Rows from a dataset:
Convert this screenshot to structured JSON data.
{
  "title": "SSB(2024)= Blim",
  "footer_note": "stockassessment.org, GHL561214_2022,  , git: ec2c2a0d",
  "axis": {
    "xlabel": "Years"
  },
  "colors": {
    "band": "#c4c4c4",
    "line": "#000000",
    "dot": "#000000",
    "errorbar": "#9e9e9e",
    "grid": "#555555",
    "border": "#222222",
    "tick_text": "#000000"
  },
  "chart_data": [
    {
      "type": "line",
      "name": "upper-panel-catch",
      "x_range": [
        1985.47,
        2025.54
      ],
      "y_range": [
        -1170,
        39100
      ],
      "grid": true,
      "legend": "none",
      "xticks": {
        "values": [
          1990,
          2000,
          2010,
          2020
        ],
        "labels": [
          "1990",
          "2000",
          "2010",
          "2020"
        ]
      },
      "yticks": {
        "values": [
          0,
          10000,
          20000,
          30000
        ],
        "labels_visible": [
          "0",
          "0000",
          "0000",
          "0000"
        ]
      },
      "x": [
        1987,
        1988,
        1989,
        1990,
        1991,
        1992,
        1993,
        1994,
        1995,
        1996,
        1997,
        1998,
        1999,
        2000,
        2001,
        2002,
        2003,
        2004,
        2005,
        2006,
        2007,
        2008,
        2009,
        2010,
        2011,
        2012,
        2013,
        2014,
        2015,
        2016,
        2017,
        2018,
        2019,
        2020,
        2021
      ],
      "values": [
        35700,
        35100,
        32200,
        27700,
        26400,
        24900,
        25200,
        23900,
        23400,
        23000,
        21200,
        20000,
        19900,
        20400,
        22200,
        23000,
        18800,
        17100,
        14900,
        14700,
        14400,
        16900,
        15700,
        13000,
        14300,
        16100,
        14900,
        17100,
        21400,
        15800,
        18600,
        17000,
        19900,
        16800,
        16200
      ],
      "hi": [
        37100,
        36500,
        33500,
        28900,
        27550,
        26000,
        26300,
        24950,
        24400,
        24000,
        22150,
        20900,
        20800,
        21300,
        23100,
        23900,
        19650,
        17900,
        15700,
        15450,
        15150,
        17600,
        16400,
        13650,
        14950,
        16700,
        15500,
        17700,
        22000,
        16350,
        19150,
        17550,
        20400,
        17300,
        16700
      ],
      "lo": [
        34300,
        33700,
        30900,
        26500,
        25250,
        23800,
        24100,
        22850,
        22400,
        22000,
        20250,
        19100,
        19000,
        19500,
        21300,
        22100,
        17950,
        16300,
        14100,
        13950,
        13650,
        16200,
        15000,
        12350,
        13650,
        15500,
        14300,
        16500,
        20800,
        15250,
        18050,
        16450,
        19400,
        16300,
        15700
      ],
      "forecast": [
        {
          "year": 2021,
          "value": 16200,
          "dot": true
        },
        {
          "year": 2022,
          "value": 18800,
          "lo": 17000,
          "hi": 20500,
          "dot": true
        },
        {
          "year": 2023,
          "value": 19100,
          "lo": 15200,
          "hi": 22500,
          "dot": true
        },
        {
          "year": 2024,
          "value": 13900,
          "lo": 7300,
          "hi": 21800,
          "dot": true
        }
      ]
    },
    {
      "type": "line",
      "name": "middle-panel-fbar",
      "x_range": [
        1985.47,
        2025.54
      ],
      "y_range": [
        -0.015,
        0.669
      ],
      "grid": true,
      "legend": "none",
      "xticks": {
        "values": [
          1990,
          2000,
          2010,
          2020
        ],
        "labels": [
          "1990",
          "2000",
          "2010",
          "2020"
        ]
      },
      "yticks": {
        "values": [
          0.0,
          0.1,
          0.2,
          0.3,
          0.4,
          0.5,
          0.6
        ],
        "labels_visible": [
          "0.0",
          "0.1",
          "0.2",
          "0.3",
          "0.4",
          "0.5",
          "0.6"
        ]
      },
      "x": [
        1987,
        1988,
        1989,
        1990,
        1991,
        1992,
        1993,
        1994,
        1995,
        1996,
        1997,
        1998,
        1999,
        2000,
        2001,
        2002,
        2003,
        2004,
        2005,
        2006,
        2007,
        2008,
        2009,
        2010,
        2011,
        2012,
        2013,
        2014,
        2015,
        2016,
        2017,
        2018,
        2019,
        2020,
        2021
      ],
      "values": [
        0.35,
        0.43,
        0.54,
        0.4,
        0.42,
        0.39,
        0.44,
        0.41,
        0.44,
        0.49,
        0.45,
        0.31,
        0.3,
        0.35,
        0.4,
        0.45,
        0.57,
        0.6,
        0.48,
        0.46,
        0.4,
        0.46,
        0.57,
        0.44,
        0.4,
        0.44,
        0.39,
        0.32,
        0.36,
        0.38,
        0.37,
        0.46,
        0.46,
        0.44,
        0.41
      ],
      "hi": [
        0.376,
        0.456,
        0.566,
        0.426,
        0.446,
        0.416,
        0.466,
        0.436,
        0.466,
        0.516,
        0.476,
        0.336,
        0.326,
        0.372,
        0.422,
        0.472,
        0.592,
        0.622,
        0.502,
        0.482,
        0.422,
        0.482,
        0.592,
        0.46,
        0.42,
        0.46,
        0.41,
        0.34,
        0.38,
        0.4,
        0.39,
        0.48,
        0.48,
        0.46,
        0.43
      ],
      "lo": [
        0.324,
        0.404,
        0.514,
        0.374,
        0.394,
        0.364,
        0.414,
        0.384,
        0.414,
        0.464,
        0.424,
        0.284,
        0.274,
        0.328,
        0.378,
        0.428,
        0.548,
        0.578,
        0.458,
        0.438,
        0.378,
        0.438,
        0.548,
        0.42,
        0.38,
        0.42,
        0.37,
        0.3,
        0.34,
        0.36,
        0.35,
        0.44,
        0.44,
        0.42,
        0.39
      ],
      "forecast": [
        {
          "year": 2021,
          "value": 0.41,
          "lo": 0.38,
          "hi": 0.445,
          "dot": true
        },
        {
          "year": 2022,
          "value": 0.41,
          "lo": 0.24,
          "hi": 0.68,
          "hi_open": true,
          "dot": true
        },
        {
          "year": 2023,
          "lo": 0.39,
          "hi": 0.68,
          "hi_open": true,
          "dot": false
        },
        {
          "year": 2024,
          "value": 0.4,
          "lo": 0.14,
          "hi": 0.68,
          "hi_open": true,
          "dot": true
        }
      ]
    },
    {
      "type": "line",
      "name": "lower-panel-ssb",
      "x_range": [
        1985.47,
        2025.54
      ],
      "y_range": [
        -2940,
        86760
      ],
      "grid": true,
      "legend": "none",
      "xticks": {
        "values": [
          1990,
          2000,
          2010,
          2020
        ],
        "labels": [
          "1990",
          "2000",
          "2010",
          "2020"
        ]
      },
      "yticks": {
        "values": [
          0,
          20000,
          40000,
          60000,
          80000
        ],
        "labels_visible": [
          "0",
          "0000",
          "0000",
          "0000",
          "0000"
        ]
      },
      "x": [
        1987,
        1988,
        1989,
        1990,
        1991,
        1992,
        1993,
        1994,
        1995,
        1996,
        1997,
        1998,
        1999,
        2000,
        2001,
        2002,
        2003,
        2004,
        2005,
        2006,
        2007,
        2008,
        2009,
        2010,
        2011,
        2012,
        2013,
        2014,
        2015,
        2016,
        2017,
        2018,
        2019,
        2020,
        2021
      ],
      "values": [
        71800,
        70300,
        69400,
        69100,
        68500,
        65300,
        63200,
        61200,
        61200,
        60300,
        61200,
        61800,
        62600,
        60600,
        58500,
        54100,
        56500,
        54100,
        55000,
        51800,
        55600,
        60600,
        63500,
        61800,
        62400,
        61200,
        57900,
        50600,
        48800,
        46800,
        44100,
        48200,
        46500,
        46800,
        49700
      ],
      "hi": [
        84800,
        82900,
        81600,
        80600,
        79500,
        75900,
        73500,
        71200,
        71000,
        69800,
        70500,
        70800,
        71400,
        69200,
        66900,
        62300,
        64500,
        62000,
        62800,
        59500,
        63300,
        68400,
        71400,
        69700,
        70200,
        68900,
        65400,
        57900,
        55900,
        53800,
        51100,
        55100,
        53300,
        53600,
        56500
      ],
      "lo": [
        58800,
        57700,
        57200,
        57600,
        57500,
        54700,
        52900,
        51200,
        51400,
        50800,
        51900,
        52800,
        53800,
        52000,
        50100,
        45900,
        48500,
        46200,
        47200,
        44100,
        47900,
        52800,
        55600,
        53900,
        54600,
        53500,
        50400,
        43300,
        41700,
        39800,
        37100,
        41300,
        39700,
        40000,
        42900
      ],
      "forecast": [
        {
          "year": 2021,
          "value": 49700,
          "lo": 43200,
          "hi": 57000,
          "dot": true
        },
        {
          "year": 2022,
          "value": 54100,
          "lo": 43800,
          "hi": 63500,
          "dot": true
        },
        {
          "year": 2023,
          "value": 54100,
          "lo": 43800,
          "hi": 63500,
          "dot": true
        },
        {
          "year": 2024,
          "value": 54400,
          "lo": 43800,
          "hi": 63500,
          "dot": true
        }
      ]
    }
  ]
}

▶ _PROBLEM TO WORK ON_:
Return all lines with the word "name" in them.

▶ _TASK RESULT_:
      "name": "upper-panel-catch",
      "name": "middle-panel-fbar",
      "name": "lower-panel-ssb",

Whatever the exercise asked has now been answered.